Problem: Copy out every line exactly as given.

(Entries with figure data)
================

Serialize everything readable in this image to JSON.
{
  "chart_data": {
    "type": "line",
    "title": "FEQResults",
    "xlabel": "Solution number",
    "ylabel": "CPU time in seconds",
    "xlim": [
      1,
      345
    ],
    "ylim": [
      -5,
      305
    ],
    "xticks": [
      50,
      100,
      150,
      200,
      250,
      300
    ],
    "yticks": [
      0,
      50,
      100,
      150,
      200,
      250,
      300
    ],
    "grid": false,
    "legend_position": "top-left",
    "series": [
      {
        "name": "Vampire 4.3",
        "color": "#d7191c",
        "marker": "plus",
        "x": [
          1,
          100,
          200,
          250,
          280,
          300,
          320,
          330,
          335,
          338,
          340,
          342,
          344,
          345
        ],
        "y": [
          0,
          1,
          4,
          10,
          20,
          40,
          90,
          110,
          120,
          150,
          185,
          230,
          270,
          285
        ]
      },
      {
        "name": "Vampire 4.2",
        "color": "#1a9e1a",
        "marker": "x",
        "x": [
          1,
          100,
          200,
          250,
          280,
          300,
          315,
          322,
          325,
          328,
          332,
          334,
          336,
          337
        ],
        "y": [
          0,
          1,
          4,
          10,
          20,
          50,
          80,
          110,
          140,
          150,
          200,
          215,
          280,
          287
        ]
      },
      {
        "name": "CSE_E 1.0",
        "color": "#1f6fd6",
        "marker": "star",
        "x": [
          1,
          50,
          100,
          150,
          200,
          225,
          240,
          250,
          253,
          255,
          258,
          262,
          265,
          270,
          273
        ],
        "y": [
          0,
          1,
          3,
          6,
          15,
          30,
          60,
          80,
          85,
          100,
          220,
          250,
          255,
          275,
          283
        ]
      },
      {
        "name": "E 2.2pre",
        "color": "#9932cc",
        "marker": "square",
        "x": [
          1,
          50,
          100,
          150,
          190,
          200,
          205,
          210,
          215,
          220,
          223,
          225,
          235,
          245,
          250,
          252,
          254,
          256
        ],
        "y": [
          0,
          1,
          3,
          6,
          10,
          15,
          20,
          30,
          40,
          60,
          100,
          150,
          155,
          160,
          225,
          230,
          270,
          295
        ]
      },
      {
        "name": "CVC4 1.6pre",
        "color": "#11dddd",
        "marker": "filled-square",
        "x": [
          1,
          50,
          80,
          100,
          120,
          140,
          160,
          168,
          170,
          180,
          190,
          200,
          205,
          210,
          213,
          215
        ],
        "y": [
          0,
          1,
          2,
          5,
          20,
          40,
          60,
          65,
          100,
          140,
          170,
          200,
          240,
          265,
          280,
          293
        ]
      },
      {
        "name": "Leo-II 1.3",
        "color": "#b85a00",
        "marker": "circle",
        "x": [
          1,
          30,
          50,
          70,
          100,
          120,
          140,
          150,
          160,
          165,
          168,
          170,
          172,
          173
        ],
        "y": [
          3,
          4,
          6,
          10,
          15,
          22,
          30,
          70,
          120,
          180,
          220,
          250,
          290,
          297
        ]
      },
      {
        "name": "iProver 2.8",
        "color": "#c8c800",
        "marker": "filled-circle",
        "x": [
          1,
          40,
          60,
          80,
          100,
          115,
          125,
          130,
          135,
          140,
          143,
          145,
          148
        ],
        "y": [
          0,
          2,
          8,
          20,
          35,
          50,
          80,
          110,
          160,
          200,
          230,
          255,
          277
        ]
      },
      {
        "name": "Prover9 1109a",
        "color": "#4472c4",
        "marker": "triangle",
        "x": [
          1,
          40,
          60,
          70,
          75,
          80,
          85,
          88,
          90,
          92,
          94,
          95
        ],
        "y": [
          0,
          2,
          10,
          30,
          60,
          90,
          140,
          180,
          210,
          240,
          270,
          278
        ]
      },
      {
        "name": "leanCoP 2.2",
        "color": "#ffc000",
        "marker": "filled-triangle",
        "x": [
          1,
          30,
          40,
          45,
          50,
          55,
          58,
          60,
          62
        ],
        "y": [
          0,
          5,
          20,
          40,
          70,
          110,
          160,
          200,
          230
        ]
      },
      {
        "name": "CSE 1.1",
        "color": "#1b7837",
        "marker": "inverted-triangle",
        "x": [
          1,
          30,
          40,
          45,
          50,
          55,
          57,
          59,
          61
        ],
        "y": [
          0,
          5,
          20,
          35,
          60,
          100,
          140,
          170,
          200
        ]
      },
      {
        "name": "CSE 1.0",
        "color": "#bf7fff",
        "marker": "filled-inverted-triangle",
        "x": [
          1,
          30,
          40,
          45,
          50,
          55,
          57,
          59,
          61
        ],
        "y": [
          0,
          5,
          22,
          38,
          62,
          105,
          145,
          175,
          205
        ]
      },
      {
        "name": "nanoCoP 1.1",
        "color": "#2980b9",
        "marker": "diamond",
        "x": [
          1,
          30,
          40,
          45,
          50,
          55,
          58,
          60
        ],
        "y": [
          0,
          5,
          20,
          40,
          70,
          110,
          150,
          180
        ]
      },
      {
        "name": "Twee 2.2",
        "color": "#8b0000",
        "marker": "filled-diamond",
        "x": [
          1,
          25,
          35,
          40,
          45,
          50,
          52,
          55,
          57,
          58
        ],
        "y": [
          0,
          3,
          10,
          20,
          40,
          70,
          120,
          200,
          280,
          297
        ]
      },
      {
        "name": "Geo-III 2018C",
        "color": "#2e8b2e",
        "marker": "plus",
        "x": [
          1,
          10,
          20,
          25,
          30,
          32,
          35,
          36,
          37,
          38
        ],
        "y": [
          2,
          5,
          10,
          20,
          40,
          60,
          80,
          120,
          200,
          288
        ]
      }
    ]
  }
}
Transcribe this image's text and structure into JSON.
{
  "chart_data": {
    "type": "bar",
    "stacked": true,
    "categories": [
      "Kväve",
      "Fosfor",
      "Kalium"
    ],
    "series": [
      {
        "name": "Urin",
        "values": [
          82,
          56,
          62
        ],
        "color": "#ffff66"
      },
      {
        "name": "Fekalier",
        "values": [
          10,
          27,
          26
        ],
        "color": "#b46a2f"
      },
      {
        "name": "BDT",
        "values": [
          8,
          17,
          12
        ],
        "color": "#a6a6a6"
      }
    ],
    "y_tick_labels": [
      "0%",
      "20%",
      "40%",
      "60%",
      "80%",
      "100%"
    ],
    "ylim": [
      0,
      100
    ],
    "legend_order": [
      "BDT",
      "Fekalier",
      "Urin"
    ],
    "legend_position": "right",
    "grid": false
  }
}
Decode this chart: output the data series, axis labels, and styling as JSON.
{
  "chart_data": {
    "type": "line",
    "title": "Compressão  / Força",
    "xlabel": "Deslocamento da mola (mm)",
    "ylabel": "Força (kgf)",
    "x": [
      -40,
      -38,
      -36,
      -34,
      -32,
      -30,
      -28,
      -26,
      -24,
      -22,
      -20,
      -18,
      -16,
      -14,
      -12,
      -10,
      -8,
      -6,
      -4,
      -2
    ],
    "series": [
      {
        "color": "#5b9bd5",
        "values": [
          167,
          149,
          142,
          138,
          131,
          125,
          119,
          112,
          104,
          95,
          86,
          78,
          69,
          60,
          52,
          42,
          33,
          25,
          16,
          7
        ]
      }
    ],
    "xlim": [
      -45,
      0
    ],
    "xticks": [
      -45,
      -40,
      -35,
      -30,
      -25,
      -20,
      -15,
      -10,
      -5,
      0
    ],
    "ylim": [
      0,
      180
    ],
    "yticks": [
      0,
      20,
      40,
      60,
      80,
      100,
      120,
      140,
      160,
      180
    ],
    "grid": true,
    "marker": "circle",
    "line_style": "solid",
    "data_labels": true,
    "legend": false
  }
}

================

Completed task:
Serialize everything readable in this image to JSON.
{
  "chart_data": {
    "type": "line",
    "title": "FEQResults",
    "xlabel": "Solution number",
    "ylabel": "CPU time in seconds",
    "xlim": [
      1,
      345
    ],
    "ylim": [
      -5,
      305
    ],
    "xticks": [
      50,
      100,
      150,
      200,
      250,
      300
    ],
    "yticks": [
      0,
      50,
      100,
      150,
      200,
      250,
      300
    ],
    "grid": false,
    "legend_position": "top-left",
    "series": [
      {
        "name": "Vampire 4.3",
        "color": "#d7191c",
        "marker": "plus",
        "x": [
          1,
          100,
          200,
          250,
          280,
          300,
          320,
          330,
          335,
          338,
          340,
          342,
          344,
          345
        ],
        "y": [
          0,
          1,
          4,
          10,
          20,
          40,
          90,
          110,
          120,
          150,
          185,
          230,
          270,
          285
        ]
      },
      {
        "name": "Vampire 4.2",
        "color": "#1a9e1a",
        "marker": "x",
        "x": [
          1,
          100,
          200,
          250,
          280,
          300,
          315,
          322,
          325,
          328,
          332,
          334,
          336,
          337
        ],
        "y": [
          0,
          1,
          4,
          10,
          20,
          50,
          80,
          110,
          140,
          150,
          200,
          215,
          280,
          287
        ]
      },
      {
        "name": "CSE_E 1.0",
        "color": "#1f6fd6",
        "marker": "star",
        "x": [
          1,
          50,
          100,
          150,
          200,
          225,
          240,
          250,
          253,
          255,
          258,
          262,
          265,
          270,
          273
        ],
        "y": [
          0,
          1,
          3,
          6,
          15,
          30,
          60,
          80,
          85,
          100,
          220,
          250,
          255,
          275,
          283
        ]
      },
      {
        "name": "E 2.2pre",
        "color": "#9932cc",
        "marker": "square",
        "x": [
          1,
          50,
          100,
          150,
          190,
          200,
          205,
          210,
          215,
          220,
          223,
          225,
          235,
          245,
          250,
          252,
          254,
          256
        ],
        "y": [
          0,
          1,
          3,
          6,
          10,
          15,
          20,
          30,
          40,
          60,
          100,
          150,
          155,
          160,
          225,
          230,
          270,
          295
        ]
      },
      {
        "name": "CVC4 1.6pre",
        "color": "#11dddd",
        "marker": "filled-square",
        "x": [
          1,
          50,
          80,
          100,
          120,
          140,
          160,
          168,
          170,
          180,
          190,
          200,
          205,
          210,
          213,
          215
        ],
        "y": [
          0,
          1,
          2,
          5,
          20,
          40,
          60,
          65,
          100,
          140,
          170,
          200,
          240,
          265,
          280,
          293
        ]
      },
      {
        "name": "Leo-II 1.3",
        "color": "#b85a00",
        "marker": "circle",
        "x": [
          1,
          30,
          50,
          70,
          100,
          120,
          140,
          150,
          160,
          165,
          168,
          170,
          172,
          173
        ],
        "y": [
          3,
          4,
          6,
          10,
          15,
          22,
          30,
          70,
          120,
          180,
          220,
          250,
          290,
          297
        ]
      },
      {
        "name": "iProver 2.8",
        "color": "#c8c800",
        "marker": "filled-circle",
        "x": [
          1,
          40,
          60,
          80,
          100,
          115,
          125,
          130,
          135,
          140,
          143,
          145,
          148
        ],
        "y": [
          0,
          2,
          8,
          20,
          35,
          50,
          80,
          110,
          160,
          200,
          230,
          255,
          277
        ]
      },
      {
        "name": "Prover9 1109a",
        "color": "#4472c4",
        "marker": "triangle",
        "x": [
          1,
          40,
          60,
          70,
          75,
          80,
          85,
          88,
          90,
          92,
          94,
          95
        ],
        "y": [
          0,
          2,
          10,
          30,
          60,
          90,
          140,
          180,
          210,
          240,
          270,
          278
        ]
      },
      {
        "name": "leanCoP 2.2",
        "color": "#ffc000",
        "marker": "filled-triangle",
        "x": [
          1,
          30,
          40,
          45,
          50,
          55,
          58,
          60,
          62
        ],
        "y": [
          0,
          5,
          20,
          40,
          70,
          110,
          160,
          200,
          230
        ]
      },
      {
        "name": "CSE 1.1",
        "color": "#1b7837",
        "marker": "inverted-triangle",
        "x": [
          1,
          30,
          40,
          45,
          50,
          55,
          57,
          59,
          61
        ],
        "y": [
          0,
          5,
          20,
          35,
          60,
          100,
          140,
          170,
          200
        ]
      },
      {
        "name": "CSE 1.0",
        "color": "#bf7fff",
        "marker": "filled-inverted-triangle",
        "x": [
          1,
          30,
          40,
          45,
          50,
          55,
          57,
          59,
          61
        ],
        "y": [
          0,
          5,
          22,
          38,
          62,
          105,
          145,
          175,
          205
        ]
      },
      {
        "name": "nanoCoP 1.1",
        "color": "#2980b9",
        "marker": "diamond",
        "x": [
          1,
          30,
          40,
          45,
          50,
          55,
          58,
          60
        ],
        "y": [
          0,
          5,
          20,
          40,
          70,
          110,
          150,
          180
        ]
      },
      {
        "name": "Twee 2.2",
        "color": "#8b0000",
        "marker": "filled-diamond",
        "x": [
          1,
          25,
          35,
          40,
          45,
          50,
          52,
          55,
          57,
          58
        ],
        "y": [
          0,
          3,
          10,
          20,
          40,
          70,
          120,
          200,
          280,
          297
        ]
      },
      {
        "name": "Geo-III 2018C",
        "color": "#2e8b2e",
        "marker": "plus",
        "x": [
          1,
          10,
          20,
          25,
          30,
          32,
          35,
          36,
          37,
          38
        ],
        "y": [
          2,
          5,
          10,
          20,
          40,
          60,
          80,
          120,
          200,
          288
        ]
      }
    ]
  }
}
Transcribe this image's text and structure into JSON.
{
  "chart_data": {
    "type": "bar",
    "stacked": true,
    "categories": [
      "Kväve",
      "Fosfor",
      "Kalium"
    ],
    "series": [
      {
        "name": "Urin",
        "values": [
          82,
          56,
          62
        ],
        "color": "#ffff66"
      },
      {
        "name": "Fekalier",
        "values": [
          10,
          27,
          26
        ],
        "color": "#b46a2f"
      },
      {
        "name": "BDT",
        "values": [
          8,
          17,
          12
        ],
        "color": "#a6a6a6"
      }
    ],
    "y_tick_labels": [
      "0%",
      "20%",
      "40%",
      "60%",
      "80%",
      "100%"
    ],
    "ylim": [
      0,
      100
    ],
    "legend_order": [
      "BDT",
      "Fekalier",
      "Urin"
    ],
    "legend_position": "right",
    "grid": false
  }
}
Decode this chart: output the data series, axis labels, and styling as JSON.
{
  "chart_data": {
    "type": "line",
    "title": "Compressão  / Força",
    "xlabel": "Deslocamento da mola (mm)",
    "ylabel": "Força (kgf)",
    "x": [
      -40,
      -38,
      -36,
      -34,
      -32,
      -30,
      -28,
      -26,
      -24,
      -22,
      -20,
      -18,
      -16,
      -14,
      -12,
      -10,
      -8,
      -6,
      -4,
      -2
    ],
    "series": [
      {
        "color": "#5b9bd5",
        "values": [
          167,
          149,
          142,
          138,
          131,
          125,
          119,
          112,
          104,
          95,
          86,
          78,
          69,
          60,
          52,
          42,
          33,
          25,
          16,
          7
        ]
      }
    ],
    "xlim": [
      -45,
      0
    ],
    "xticks": [
      -45,
      -40,
      -35,
      -30,
      -25,
      -20,
      -15,
      -10,
      -5,
      0
    ],
    "ylim": [
      0,
      180
    ],
    "yticks": [
      0,
      20,
      40,
      60,
      80,
      100,
      120,
      140,
      160,
      180
    ],
    "grid": true,
    "marker": "circle",
    "line_style": "solid",
    "data_labels": true,
    "legend": false
  }
}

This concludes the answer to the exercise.